— What the exercise asks —
Copy out all the lines where "ylabel" shows up.

— Material for this exercise —
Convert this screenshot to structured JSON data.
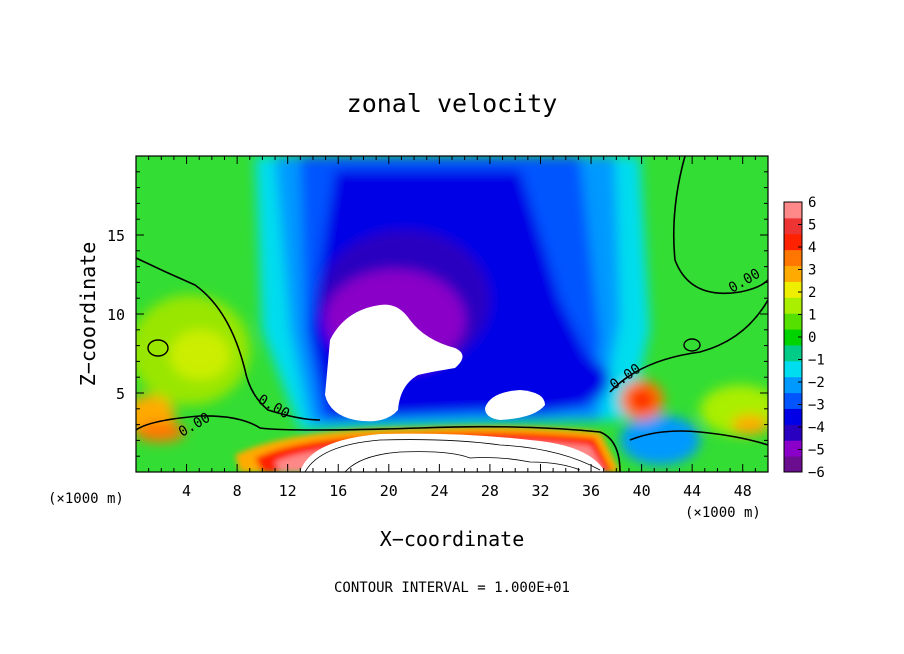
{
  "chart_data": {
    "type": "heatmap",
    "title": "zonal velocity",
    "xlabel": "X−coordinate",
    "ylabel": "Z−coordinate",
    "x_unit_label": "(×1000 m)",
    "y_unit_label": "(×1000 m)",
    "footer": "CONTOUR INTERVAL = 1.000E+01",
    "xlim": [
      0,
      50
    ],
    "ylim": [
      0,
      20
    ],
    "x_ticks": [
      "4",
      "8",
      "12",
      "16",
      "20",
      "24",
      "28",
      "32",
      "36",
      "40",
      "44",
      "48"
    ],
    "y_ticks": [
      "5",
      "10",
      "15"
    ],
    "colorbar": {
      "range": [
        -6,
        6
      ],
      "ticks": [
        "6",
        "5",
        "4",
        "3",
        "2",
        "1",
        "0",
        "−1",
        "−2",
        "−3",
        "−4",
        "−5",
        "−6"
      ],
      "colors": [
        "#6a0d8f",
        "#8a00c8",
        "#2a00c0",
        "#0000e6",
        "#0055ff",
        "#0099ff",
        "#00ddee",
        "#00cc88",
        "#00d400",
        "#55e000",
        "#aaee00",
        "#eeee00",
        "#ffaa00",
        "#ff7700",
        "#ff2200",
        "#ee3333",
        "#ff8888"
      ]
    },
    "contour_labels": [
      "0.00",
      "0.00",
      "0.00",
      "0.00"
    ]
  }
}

---

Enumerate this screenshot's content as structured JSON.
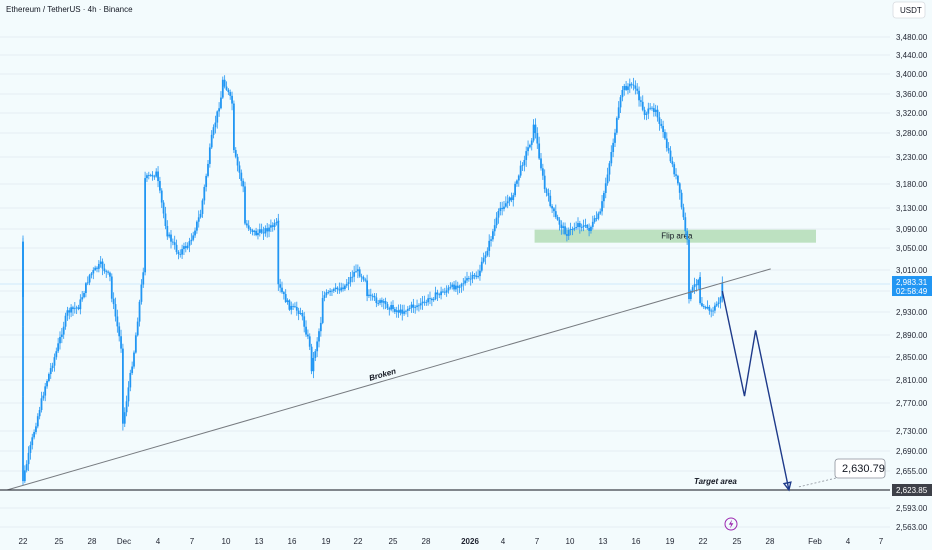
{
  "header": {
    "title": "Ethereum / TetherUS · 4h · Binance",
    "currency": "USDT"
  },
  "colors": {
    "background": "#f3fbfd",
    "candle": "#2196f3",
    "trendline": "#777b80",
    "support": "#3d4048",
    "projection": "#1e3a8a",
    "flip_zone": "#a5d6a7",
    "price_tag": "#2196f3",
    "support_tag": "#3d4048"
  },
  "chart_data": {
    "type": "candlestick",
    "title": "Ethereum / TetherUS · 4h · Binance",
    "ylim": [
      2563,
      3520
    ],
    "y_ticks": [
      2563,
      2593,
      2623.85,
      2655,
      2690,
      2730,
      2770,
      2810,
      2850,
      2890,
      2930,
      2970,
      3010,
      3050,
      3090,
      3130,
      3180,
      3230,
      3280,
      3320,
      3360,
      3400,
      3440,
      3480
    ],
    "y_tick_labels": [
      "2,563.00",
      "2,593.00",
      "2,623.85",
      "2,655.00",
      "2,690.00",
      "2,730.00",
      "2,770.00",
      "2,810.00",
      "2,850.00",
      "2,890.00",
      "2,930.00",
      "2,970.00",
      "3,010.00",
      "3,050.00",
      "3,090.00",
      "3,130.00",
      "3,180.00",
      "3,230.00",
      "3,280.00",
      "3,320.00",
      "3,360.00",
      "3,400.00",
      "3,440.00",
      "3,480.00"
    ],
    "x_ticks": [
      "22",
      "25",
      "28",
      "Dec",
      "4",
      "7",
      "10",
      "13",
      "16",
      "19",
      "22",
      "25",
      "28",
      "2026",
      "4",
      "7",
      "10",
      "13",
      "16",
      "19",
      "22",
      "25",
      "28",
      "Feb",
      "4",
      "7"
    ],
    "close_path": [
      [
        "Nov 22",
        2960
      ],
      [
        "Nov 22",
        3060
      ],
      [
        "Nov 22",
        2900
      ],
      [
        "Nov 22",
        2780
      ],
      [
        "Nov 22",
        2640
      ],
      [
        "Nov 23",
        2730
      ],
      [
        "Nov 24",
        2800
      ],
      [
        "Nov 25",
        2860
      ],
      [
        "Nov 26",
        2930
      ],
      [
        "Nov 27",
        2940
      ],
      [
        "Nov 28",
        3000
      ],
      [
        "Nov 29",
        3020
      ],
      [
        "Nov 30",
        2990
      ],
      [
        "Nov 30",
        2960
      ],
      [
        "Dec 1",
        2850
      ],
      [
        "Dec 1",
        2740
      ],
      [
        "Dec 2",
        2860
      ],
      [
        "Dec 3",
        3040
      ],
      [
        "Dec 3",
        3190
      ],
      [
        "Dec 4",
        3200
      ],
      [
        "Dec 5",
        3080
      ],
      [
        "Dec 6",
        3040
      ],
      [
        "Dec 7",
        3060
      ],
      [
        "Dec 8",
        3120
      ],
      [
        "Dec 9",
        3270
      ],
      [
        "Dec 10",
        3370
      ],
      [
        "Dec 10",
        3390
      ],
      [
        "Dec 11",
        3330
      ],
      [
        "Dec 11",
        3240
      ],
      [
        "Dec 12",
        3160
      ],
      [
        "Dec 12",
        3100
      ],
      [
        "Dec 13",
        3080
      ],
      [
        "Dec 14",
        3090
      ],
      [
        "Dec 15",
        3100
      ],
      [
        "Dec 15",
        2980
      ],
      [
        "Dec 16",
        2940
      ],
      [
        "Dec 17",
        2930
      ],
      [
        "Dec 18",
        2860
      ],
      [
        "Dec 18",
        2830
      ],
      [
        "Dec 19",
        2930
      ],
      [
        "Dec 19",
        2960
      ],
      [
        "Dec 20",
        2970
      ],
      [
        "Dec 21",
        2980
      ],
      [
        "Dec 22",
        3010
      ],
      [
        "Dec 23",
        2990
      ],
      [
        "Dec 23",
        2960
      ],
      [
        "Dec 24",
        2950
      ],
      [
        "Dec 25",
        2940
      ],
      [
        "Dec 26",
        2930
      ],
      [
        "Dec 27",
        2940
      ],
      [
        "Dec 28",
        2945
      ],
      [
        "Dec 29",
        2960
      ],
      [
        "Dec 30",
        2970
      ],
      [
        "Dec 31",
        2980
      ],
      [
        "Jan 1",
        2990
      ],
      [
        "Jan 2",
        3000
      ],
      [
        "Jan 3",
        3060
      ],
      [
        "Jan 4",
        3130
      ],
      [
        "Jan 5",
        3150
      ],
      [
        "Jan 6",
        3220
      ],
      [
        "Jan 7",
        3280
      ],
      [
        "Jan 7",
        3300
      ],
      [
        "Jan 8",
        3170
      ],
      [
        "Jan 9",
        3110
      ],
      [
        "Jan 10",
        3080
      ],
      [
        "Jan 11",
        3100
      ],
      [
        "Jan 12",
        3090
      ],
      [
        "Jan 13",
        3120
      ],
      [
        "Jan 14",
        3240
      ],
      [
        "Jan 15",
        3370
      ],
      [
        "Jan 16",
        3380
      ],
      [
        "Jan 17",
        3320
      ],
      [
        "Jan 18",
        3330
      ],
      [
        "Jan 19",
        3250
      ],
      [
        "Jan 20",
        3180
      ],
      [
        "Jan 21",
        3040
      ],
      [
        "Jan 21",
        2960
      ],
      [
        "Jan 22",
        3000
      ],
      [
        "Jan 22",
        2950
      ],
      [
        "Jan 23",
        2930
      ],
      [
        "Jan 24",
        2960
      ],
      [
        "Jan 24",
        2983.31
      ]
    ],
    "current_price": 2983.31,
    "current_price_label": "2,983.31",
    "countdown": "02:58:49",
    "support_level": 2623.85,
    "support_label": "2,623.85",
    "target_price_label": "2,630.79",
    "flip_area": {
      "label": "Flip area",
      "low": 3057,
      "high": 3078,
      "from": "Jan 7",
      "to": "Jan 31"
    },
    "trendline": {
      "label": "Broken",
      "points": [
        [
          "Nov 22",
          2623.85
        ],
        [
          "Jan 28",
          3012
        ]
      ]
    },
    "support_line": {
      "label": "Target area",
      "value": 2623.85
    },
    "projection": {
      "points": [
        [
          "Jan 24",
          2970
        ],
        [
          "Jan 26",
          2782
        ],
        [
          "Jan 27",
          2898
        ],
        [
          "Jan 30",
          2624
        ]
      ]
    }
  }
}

...

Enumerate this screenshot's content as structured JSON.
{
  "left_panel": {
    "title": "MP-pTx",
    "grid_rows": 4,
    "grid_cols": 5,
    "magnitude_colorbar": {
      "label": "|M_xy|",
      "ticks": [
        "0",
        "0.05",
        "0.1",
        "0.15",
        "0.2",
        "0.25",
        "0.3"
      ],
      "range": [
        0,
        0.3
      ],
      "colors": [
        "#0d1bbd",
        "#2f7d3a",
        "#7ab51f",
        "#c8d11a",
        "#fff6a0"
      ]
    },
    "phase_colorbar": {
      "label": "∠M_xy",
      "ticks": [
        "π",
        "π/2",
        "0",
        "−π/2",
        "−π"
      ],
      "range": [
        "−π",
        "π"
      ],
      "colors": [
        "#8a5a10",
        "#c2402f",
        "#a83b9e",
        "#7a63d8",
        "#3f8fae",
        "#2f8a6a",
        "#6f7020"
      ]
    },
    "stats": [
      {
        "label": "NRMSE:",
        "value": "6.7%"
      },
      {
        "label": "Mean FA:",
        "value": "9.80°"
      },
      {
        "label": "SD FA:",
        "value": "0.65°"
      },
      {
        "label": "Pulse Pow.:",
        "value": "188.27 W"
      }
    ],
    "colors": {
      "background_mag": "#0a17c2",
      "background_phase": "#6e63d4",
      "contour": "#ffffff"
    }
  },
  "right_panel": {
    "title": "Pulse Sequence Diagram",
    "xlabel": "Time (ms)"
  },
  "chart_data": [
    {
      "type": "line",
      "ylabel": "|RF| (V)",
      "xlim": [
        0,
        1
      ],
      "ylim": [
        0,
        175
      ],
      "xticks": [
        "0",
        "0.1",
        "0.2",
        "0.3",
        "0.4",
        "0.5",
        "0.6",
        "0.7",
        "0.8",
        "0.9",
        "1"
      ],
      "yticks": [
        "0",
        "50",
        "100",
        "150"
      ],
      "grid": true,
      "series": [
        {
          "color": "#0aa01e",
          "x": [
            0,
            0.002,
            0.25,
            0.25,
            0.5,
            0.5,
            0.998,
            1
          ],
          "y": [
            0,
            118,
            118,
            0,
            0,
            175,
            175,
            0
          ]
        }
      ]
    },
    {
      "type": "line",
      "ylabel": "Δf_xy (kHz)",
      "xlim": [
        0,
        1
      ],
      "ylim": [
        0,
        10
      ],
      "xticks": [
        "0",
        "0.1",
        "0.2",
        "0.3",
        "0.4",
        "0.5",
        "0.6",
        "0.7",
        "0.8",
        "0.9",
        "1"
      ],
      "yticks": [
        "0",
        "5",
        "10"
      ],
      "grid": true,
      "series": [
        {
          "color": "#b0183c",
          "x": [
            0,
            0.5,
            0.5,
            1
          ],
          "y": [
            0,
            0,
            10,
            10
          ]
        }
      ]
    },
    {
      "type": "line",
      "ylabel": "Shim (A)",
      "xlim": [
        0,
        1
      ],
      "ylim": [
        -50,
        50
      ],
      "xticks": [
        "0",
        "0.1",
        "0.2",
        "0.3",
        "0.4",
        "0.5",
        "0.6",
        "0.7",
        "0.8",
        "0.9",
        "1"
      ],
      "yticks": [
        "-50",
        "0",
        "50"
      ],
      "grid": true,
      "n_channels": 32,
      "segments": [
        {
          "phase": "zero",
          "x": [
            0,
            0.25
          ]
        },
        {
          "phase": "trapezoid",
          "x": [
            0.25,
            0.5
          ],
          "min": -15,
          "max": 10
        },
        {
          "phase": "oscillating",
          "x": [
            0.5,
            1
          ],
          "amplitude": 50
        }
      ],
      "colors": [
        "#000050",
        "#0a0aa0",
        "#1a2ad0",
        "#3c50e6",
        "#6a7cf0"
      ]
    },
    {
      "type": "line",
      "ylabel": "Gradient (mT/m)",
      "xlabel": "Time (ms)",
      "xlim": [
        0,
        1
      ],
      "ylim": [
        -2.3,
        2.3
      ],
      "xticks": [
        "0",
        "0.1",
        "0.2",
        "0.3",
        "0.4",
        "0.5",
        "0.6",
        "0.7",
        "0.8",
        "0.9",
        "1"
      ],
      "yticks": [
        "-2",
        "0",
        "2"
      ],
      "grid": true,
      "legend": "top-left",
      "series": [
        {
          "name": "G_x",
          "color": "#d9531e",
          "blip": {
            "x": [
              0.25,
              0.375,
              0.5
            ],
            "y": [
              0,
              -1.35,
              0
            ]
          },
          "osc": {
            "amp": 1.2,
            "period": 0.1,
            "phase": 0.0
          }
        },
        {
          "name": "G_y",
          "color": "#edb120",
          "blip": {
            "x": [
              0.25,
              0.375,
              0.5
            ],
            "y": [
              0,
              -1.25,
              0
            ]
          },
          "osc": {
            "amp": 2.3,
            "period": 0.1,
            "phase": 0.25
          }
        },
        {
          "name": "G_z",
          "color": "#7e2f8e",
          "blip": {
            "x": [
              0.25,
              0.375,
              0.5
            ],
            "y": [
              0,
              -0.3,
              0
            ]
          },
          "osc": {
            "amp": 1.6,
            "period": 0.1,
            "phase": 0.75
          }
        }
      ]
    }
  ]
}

— Answer below —
    "ylabel": "Z−coordinate",
      "ylabel": "|RF| (V)",
      "ylabel": "Δf_xy (kHz)",
      "ylabel": "Shim (A)",
      "ylabel": "Gradient (mT/m)",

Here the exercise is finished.